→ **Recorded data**
::::::

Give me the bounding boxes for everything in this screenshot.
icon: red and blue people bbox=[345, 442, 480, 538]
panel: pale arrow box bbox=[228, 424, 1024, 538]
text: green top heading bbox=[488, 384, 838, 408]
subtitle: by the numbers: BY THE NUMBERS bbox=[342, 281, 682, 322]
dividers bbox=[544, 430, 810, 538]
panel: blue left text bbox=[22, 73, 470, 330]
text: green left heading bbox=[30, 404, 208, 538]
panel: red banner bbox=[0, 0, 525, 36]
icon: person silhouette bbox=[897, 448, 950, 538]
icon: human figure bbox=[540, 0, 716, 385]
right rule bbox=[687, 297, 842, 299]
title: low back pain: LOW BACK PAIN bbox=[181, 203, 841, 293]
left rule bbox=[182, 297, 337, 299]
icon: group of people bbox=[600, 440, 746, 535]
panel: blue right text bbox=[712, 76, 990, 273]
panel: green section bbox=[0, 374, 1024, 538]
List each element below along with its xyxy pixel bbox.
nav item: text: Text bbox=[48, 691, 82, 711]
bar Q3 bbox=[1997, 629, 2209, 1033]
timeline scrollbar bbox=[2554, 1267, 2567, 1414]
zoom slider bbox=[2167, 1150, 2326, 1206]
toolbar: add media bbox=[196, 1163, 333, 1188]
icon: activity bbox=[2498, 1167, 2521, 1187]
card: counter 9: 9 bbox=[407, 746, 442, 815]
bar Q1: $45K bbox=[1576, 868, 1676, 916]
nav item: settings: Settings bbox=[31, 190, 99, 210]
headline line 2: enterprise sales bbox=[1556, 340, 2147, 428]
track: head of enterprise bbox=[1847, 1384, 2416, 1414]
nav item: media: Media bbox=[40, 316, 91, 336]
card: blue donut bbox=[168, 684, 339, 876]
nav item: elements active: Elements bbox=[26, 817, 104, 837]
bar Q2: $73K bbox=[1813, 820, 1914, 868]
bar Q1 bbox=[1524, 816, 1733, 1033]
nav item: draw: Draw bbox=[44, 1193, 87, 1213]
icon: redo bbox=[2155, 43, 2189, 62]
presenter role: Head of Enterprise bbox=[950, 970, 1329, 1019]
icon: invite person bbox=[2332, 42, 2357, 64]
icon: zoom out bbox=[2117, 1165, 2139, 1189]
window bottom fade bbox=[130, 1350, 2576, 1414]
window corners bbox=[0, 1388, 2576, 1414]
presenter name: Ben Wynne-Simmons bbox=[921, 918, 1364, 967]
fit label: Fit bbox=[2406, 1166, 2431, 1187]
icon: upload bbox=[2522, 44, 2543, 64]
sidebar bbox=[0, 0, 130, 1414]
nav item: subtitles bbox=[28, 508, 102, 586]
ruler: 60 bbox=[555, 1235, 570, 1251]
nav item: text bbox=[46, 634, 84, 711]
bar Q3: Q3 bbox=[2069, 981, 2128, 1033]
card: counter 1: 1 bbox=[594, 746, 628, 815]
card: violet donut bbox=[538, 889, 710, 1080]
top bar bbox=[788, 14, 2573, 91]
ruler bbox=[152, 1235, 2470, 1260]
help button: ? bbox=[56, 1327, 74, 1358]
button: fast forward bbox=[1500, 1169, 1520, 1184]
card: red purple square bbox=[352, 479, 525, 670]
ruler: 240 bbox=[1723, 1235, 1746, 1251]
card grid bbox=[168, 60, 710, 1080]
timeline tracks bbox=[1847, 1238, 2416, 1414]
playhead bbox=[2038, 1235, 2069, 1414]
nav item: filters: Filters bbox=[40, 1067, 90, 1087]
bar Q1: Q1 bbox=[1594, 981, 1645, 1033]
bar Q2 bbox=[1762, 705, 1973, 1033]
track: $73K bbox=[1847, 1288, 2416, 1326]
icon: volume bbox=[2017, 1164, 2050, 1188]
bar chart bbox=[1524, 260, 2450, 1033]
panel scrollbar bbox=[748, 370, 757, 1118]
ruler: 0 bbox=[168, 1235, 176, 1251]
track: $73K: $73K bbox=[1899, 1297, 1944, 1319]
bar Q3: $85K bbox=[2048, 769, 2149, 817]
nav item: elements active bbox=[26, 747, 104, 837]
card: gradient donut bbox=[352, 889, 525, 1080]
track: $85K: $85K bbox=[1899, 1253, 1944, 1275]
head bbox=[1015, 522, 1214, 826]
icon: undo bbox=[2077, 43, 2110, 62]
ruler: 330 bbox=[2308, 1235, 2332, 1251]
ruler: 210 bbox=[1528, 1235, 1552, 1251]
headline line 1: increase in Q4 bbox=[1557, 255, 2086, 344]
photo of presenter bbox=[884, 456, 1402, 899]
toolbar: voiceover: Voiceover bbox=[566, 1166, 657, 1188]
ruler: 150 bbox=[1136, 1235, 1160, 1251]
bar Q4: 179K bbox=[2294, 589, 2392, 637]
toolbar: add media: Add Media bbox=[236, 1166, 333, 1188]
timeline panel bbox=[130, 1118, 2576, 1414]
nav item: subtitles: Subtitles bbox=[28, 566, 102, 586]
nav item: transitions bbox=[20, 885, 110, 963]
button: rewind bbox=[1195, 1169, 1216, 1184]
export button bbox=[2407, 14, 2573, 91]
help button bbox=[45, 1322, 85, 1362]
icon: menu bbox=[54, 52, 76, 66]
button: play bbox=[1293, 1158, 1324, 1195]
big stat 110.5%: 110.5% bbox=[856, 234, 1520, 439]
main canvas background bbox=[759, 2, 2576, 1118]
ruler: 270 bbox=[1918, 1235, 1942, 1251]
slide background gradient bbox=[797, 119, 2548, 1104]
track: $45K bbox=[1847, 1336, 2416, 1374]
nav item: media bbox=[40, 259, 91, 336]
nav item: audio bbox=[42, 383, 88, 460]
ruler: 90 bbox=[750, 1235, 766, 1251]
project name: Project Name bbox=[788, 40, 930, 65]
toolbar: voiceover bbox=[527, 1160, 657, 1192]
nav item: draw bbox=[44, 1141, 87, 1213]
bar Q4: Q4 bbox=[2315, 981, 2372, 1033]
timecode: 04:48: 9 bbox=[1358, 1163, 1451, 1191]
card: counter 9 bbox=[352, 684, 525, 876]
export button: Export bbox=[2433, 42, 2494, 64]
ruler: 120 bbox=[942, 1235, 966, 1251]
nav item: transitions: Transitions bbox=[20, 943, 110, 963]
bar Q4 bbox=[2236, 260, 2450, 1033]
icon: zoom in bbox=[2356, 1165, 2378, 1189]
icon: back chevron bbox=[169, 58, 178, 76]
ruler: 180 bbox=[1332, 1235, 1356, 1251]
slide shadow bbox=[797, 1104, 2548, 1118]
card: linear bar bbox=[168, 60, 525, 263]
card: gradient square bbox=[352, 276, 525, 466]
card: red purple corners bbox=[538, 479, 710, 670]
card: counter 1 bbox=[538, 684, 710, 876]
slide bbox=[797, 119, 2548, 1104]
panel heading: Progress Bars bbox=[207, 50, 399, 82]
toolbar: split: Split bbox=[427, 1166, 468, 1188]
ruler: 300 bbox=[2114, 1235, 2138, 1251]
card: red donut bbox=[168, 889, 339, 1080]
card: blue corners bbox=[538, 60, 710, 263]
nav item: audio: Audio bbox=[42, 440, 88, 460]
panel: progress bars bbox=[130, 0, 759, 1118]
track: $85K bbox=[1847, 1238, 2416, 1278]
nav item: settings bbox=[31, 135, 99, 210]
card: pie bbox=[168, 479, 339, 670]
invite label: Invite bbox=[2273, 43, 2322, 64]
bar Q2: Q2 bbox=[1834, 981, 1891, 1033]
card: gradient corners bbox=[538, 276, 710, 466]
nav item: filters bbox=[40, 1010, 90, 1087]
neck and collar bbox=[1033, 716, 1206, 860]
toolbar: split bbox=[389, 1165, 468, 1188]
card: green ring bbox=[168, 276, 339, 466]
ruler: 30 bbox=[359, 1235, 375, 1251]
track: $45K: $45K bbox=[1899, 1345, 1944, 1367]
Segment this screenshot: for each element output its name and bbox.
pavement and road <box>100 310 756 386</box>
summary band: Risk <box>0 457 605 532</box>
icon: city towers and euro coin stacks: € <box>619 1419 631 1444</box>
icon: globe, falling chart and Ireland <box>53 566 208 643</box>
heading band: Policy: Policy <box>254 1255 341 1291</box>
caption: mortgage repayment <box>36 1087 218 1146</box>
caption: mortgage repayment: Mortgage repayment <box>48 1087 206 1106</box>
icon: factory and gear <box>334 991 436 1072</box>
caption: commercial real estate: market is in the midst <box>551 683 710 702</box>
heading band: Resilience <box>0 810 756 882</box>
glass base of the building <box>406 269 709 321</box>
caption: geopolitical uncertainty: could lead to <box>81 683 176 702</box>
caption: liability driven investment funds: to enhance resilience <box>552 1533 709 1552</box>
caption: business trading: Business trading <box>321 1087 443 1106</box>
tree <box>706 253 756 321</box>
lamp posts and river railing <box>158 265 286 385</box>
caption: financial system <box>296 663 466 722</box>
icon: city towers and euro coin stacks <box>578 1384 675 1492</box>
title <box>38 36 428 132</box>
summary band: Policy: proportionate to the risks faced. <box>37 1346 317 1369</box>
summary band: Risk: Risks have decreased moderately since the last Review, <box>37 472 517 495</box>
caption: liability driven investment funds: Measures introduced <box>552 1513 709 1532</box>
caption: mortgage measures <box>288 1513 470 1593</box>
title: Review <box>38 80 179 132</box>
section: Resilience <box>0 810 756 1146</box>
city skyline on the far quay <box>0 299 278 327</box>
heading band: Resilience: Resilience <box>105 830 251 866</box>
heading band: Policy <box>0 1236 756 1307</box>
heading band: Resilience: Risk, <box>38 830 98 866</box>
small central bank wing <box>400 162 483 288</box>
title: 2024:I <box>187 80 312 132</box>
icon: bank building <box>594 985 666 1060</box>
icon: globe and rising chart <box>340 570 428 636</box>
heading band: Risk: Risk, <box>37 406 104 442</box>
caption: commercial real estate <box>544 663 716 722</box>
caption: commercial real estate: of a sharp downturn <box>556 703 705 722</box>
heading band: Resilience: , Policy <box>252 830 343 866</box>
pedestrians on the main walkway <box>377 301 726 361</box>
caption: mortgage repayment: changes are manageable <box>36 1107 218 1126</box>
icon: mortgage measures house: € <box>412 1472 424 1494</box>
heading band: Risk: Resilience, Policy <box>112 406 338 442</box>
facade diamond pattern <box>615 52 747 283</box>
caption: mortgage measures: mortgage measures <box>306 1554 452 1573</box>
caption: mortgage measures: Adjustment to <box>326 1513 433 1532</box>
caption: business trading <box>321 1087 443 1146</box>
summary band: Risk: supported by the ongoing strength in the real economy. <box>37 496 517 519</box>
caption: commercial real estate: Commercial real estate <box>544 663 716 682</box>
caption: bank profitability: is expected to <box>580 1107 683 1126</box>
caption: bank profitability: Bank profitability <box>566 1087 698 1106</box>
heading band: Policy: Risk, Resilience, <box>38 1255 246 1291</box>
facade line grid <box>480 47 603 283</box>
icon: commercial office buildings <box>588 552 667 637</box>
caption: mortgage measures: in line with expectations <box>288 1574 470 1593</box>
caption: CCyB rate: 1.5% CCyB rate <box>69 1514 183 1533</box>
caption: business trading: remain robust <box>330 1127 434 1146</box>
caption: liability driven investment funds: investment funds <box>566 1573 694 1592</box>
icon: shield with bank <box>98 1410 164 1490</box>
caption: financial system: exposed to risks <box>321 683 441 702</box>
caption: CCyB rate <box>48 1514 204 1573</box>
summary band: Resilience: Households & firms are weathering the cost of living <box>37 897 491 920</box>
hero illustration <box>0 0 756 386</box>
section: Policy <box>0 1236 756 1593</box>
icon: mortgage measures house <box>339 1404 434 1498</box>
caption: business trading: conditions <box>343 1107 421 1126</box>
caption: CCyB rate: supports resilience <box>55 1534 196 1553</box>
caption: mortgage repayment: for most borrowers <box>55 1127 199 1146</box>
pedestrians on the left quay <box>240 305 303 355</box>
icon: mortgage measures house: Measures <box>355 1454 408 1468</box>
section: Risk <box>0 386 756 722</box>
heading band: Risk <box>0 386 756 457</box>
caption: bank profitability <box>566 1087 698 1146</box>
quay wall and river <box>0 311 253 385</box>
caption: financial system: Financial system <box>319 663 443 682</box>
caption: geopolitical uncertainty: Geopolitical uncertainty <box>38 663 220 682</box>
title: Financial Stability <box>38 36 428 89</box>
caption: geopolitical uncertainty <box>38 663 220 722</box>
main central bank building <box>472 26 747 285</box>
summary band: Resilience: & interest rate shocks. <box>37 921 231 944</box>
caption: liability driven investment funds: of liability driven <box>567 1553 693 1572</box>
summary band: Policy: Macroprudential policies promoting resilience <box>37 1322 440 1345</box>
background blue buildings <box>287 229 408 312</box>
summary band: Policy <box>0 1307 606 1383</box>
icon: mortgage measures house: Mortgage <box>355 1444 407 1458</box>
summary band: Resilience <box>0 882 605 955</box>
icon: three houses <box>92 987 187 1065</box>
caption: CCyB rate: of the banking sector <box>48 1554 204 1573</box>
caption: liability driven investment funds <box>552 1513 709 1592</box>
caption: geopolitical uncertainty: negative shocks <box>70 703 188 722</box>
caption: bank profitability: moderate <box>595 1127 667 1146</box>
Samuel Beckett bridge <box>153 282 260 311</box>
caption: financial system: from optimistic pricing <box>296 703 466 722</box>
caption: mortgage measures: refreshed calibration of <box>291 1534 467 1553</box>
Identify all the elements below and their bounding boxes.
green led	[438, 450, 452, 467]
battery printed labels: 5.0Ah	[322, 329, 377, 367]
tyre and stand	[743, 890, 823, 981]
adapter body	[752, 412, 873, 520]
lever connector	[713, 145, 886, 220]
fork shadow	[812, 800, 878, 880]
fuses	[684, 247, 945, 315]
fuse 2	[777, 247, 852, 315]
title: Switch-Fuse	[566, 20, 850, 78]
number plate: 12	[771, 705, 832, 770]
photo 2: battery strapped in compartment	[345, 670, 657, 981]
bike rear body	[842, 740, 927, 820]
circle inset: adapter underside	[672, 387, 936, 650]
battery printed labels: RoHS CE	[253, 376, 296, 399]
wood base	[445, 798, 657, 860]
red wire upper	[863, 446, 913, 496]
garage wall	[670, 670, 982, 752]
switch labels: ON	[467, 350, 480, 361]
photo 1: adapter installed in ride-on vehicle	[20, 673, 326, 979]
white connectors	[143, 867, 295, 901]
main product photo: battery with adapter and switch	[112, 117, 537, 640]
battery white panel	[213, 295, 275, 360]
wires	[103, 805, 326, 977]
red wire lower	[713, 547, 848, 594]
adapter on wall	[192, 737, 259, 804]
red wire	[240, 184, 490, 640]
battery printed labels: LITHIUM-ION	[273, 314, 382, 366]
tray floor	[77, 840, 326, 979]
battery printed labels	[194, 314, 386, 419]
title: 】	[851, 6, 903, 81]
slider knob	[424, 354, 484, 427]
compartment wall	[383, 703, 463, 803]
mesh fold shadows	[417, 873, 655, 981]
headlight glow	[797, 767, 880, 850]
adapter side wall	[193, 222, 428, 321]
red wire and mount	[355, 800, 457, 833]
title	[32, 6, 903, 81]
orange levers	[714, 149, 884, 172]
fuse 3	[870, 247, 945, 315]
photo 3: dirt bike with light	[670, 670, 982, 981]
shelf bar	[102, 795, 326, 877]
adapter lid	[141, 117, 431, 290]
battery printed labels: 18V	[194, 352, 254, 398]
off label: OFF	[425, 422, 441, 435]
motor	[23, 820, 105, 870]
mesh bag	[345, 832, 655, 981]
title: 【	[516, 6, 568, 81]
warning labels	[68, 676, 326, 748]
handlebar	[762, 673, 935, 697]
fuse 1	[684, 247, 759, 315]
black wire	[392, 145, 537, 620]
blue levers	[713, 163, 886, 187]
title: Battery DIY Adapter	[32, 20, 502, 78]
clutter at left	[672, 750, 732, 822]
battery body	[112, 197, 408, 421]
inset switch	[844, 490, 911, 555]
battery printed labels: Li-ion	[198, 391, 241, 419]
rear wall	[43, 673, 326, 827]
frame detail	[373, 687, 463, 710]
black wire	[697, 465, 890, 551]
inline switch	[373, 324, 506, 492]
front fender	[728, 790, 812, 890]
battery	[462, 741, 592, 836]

::::::

→ **Challenge**
Reproduce the records word for word, from the first line through the line that contains "icon: person silhouette".

→ **Answer for this exercise**
Give me the bounding boxes for everything in this screenshot.
icon: red and blue people bbox=[345, 442, 480, 538]
panel: pale arrow box bbox=[228, 424, 1024, 538]
text: green top heading bbox=[488, 384, 838, 408]
subtitle: by the numbers: BY THE NUMBERS bbox=[342, 281, 682, 322]
dividers bbox=[544, 430, 810, 538]
panel: blue left text bbox=[22, 73, 470, 330]
text: green left heading bbox=[30, 404, 208, 538]
panel: red banner bbox=[0, 0, 525, 36]
icon: person silhouette bbox=[897, 448, 950, 538]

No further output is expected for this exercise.